# What you have to do
Return each line containing "data".

** Start Stored records **

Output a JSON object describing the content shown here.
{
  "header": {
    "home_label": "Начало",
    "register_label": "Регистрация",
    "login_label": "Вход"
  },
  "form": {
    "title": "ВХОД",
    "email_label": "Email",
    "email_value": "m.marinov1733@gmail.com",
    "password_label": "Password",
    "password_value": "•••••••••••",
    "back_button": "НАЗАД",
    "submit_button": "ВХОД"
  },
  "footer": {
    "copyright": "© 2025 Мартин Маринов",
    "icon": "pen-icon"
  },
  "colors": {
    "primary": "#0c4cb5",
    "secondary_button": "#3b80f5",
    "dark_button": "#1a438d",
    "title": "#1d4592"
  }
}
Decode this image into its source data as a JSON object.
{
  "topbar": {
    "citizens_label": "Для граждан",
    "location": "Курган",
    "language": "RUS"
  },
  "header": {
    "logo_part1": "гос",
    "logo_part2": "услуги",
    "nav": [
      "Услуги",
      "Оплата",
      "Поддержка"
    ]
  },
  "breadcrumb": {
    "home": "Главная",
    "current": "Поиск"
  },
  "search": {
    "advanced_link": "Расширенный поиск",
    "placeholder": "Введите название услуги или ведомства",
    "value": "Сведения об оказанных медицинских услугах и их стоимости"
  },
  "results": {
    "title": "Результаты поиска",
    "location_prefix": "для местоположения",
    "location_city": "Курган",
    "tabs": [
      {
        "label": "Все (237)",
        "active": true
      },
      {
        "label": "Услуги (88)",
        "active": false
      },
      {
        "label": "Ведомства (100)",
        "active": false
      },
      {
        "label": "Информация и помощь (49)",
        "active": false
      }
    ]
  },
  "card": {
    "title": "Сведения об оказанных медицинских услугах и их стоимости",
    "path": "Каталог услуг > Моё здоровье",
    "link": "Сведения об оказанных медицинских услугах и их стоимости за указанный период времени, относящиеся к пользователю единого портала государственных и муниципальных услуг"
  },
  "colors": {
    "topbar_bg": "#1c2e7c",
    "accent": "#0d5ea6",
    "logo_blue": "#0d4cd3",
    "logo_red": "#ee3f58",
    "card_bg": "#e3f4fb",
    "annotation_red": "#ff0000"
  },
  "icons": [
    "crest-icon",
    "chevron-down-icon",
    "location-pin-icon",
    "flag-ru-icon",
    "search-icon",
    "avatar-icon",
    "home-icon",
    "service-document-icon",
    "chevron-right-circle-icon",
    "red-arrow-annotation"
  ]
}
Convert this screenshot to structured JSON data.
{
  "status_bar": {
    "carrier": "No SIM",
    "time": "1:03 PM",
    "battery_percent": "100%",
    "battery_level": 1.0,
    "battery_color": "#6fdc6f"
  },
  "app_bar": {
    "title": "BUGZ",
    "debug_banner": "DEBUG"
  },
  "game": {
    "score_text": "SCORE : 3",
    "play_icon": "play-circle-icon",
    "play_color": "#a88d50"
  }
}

** End Stored records **

# Worked solution
Decode this image into its source data as a JSON object.
Convert this screenshot to structured JSON data.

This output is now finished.